» WORK TO COMPLETE: Print the records again, character for character.

» DATA FOR THE TASK:

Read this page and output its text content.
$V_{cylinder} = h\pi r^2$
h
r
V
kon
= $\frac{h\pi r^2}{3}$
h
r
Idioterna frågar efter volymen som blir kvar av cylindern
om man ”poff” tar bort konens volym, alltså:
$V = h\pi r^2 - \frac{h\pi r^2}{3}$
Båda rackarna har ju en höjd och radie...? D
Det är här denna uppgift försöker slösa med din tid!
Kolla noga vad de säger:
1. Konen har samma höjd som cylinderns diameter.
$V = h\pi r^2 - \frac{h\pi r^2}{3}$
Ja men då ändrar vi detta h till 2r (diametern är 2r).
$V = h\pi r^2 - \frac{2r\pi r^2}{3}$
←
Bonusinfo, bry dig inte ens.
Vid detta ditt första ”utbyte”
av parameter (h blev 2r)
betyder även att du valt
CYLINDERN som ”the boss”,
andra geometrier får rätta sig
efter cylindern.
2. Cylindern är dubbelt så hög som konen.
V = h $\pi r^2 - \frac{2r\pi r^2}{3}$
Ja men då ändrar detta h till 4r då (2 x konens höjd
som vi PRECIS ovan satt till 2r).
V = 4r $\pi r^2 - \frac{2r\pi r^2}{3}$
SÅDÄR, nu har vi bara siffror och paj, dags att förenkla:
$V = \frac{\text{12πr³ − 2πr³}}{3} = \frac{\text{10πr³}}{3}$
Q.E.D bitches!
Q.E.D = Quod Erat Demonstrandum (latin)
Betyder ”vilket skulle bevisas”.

» RESPONSE TO THE EXERCISE:
Read this page and output its text content.
$V_{cylinder} = h\pi r^2$
h
r
V
kon
= $\frac{h\pi r^2}{3}$
h
r
Idioterna frågar efter volymen som blir kvar av cylindern
om man ”poff” tar bort konens volym, alltså:
$V = h\pi r^2 - \frac{h\pi r^2}{3}$
Båda rackarna har ju en höjd och radie...? D
Det är här denna uppgift försöker slösa med din tid!
Kolla noga vad de säger:
1. Konen har samma höjd som cylinderns diameter.
$V = h\pi r^2 - \frac{h\pi r^2}{3}$
Ja men då ändrar vi detta h till 2r (diametern är 2r).
$V = h\pi r^2 - \frac{2r\pi r^2}{3}$
←
Bonusinfo, bry dig inte ens.
Vid detta ditt första ”utbyte”
av parameter (h blev 2r)
betyder även att du valt
CYLINDERN som ”the boss”,
andra geometrier får rätta sig
efter cylindern.
2. Cylindern är dubbelt så hög som konen.
V = h $\pi r^2 - \frac{2r\pi r^2}{3}$
Ja men då ändrar detta h till 4r då (2 x konens höjd
som vi PRECIS ovan satt till 2r).
V = 4r $\pi r^2 - \frac{2r\pi r^2}{3}$
SÅDÄR, nu har vi bara siffror och paj, dags att förenkla:
$V = \frac{\text{12πr³ − 2πr³}}{3} = \frac{\text{10πr³}}{3}$
Q.E.D bitches!
Q.E.D = Quod Erat Demonstrandum (latin)
Betyder ”vilket skulle bevisas”.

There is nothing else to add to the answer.